• The problem:
For each line below that contains the string "Dellevie", copy that line.

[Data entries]
------------
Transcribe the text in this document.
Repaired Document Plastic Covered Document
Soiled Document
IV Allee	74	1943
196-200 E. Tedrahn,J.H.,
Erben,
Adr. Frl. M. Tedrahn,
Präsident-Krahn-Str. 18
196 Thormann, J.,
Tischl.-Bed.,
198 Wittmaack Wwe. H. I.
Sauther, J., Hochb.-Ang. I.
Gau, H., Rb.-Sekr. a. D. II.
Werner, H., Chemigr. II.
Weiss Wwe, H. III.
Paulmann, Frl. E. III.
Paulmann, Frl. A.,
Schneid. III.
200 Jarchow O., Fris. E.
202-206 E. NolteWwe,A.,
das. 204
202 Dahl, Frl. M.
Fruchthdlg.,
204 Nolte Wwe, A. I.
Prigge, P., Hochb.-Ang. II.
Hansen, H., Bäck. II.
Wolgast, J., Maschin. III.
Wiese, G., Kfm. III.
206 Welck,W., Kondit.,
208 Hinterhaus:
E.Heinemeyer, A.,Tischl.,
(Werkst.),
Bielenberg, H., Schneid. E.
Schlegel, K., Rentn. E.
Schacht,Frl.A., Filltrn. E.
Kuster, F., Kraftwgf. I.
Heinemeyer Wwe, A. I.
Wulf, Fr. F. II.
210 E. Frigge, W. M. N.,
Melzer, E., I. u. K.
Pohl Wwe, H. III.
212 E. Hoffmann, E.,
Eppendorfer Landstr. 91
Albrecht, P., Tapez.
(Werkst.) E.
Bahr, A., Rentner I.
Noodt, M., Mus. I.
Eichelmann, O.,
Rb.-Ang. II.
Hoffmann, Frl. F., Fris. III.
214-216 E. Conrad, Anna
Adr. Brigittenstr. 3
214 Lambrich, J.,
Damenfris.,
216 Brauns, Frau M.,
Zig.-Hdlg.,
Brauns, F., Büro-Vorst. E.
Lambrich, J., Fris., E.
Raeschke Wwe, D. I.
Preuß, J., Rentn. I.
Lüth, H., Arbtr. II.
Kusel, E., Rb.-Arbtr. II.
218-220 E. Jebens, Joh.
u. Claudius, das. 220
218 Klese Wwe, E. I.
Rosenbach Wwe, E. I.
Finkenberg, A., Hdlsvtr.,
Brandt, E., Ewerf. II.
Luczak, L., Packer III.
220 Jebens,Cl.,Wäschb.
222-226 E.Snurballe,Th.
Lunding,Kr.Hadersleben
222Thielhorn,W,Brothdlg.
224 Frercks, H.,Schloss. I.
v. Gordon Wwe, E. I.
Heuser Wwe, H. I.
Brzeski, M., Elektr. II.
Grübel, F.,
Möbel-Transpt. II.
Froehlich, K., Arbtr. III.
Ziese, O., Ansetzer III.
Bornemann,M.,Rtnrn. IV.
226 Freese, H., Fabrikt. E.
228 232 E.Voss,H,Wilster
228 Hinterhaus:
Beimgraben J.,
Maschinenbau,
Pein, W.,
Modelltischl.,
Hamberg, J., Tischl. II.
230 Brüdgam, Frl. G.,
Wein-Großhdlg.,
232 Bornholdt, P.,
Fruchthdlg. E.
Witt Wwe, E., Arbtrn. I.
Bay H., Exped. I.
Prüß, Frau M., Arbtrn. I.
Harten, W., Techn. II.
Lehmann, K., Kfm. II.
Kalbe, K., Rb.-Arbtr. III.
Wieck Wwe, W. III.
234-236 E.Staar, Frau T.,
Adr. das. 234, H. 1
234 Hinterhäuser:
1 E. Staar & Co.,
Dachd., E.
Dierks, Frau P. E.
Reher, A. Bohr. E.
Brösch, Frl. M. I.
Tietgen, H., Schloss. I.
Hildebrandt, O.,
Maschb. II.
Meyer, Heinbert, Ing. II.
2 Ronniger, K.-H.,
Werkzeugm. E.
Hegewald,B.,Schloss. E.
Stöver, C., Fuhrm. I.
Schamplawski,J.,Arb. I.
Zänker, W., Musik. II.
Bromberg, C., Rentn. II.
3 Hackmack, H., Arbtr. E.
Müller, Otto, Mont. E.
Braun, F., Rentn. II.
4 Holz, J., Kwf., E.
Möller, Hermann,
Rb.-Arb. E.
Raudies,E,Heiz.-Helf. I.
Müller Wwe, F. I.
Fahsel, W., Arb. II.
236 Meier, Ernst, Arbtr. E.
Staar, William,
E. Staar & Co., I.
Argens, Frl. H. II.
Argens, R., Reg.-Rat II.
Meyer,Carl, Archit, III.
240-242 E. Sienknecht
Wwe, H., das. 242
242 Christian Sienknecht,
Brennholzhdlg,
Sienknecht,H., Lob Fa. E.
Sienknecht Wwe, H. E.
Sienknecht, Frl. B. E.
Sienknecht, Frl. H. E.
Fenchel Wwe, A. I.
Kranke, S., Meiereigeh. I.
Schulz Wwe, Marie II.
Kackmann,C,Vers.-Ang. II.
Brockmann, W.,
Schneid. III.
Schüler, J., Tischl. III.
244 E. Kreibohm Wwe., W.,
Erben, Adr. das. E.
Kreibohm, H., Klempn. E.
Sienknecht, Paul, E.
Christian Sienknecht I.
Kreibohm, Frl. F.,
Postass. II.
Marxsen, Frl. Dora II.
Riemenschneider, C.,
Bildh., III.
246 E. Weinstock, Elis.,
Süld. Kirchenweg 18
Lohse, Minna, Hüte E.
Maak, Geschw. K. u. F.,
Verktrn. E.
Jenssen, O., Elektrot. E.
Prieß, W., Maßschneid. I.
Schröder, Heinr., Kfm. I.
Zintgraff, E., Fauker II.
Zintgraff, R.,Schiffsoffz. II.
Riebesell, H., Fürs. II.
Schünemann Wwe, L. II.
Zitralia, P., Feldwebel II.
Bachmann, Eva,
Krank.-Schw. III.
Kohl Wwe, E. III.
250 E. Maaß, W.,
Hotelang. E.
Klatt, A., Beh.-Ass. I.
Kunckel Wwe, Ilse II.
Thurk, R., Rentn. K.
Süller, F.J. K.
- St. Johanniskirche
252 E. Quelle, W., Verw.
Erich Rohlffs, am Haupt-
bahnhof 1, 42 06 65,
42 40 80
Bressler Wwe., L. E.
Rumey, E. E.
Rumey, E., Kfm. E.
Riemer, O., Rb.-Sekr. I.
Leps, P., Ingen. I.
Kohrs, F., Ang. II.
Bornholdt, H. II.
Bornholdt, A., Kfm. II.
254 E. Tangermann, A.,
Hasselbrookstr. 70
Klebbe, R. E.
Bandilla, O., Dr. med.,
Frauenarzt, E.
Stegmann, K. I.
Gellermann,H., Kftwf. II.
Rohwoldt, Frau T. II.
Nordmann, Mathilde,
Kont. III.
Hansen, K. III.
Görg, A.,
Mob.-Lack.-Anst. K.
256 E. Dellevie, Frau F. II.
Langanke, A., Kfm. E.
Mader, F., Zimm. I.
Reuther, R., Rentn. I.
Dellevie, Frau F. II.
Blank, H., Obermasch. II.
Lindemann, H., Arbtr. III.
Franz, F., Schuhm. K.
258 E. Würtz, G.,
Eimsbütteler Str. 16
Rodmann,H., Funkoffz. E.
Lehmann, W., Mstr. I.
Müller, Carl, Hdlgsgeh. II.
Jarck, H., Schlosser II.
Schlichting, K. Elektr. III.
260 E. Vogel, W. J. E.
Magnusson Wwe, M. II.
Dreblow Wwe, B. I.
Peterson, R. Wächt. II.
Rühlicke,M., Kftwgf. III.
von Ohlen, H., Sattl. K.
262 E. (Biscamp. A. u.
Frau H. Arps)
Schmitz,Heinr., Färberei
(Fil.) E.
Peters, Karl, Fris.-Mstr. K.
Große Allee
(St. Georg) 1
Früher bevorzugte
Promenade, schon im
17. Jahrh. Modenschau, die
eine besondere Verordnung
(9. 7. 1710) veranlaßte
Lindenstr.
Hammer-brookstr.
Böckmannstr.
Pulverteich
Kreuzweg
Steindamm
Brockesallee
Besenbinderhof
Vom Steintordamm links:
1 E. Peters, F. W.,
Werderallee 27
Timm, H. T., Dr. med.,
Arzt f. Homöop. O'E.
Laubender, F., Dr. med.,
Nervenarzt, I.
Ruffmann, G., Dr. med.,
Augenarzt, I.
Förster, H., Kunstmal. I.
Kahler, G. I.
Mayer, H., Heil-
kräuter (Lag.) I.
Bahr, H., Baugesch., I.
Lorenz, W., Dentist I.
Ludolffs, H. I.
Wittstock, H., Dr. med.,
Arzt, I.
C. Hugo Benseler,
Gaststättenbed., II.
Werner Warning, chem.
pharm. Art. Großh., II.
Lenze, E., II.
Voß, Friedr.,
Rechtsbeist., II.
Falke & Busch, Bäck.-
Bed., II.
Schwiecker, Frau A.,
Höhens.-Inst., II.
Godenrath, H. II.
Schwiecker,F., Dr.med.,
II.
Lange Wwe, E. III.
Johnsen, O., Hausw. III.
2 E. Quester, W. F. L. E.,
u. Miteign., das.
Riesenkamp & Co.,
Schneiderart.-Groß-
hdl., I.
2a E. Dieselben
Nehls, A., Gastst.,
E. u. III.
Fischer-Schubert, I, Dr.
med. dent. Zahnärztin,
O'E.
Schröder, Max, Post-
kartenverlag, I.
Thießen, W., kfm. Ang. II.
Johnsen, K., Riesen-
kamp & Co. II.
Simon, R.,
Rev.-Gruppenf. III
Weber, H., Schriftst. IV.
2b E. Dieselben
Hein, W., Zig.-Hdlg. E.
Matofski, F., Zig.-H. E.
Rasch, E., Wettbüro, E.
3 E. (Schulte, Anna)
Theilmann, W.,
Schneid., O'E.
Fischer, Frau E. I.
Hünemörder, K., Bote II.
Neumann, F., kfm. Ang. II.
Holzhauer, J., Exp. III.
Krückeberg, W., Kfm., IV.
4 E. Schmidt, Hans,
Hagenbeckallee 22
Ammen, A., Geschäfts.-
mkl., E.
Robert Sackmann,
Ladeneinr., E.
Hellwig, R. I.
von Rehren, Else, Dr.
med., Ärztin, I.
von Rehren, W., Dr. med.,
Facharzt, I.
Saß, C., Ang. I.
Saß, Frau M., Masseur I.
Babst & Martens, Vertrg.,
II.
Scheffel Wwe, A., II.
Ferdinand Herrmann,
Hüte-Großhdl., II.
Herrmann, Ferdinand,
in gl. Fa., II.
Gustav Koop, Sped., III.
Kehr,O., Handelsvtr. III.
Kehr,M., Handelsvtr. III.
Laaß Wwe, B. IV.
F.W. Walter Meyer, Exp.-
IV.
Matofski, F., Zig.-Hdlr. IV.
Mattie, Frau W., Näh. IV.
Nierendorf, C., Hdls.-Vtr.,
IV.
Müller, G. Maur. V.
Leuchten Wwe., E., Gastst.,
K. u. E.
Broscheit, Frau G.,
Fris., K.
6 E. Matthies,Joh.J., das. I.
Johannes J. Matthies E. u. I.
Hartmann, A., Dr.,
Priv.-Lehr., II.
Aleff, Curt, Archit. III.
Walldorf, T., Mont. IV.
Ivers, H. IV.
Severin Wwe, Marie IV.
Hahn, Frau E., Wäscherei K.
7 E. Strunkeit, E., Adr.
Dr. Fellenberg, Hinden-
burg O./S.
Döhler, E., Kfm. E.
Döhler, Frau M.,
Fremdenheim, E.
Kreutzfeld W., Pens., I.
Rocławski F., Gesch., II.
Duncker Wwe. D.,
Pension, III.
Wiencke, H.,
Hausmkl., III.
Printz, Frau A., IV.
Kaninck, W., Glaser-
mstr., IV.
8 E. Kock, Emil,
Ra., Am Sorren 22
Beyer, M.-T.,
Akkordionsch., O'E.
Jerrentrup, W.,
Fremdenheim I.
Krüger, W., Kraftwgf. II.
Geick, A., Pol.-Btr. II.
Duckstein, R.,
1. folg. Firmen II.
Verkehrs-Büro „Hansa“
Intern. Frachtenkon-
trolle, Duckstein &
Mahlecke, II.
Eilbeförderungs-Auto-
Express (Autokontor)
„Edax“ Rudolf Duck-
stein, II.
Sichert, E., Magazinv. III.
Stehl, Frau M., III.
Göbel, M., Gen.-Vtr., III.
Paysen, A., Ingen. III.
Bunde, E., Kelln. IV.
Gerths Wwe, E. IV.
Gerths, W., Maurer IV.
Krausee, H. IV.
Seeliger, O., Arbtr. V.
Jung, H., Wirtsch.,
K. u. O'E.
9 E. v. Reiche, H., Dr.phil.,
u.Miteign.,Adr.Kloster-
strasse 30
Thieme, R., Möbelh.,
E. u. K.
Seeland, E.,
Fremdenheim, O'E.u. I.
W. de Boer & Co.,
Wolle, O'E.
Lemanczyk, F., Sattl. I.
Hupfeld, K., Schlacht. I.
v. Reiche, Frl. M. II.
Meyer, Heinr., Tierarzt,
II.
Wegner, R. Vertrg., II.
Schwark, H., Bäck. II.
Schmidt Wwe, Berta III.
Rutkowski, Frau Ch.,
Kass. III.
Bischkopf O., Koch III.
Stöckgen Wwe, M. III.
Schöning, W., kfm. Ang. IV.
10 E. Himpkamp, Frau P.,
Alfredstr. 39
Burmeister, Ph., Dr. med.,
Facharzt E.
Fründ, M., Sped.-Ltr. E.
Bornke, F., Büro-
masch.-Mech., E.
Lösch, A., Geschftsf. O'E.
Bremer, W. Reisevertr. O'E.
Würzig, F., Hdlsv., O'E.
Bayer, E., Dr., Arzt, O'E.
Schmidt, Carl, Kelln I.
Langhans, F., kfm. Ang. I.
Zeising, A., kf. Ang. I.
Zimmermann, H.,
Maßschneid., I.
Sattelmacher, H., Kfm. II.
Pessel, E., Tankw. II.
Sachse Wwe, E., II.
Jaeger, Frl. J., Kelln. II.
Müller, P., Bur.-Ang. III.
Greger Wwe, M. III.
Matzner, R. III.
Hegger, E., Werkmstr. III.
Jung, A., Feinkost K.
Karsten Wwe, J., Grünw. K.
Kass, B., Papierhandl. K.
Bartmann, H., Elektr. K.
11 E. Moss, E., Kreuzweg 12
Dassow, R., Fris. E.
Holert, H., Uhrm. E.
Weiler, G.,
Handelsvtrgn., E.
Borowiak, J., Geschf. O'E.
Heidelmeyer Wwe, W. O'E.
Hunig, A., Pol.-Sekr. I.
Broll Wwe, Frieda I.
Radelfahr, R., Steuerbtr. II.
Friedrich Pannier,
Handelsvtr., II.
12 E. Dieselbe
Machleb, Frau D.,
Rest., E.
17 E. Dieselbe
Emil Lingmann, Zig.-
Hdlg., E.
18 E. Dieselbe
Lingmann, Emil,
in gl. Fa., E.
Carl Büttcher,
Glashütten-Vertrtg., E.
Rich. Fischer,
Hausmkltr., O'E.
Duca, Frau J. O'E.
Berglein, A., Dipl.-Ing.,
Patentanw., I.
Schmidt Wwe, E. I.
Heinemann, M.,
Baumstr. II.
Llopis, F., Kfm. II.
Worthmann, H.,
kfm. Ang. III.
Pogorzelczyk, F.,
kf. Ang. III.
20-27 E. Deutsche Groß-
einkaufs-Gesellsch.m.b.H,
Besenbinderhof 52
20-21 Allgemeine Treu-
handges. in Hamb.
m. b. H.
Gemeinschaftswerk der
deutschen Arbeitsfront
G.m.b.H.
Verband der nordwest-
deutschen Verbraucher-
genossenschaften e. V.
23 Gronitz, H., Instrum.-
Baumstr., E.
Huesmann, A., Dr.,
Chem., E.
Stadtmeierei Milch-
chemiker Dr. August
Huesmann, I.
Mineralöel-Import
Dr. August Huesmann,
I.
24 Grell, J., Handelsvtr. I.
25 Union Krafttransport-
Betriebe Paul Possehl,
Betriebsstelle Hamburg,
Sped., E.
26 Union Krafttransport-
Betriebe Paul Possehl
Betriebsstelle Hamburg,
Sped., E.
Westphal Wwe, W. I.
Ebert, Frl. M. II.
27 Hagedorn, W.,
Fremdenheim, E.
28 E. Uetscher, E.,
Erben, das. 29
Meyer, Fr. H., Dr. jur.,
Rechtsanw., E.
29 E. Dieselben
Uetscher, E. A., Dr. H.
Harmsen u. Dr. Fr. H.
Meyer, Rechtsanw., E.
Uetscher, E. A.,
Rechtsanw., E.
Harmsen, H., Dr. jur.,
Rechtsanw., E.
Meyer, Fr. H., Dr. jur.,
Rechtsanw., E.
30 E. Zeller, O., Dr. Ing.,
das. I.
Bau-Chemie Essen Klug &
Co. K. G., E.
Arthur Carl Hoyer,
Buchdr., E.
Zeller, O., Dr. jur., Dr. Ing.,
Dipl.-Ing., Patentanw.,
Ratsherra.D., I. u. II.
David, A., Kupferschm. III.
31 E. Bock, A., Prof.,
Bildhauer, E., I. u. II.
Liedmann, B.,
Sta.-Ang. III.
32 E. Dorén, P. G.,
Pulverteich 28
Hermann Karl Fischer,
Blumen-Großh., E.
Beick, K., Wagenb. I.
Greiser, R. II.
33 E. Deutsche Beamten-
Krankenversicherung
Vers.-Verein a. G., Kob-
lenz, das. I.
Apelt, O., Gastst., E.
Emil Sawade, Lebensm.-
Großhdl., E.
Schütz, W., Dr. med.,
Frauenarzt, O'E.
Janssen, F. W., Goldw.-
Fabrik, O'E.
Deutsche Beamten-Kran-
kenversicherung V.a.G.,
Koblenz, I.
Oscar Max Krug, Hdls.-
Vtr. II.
------------
• Answer to the exercise:
256 E. Dellevie, Frau F. II.
Dellevie, Frau F. II.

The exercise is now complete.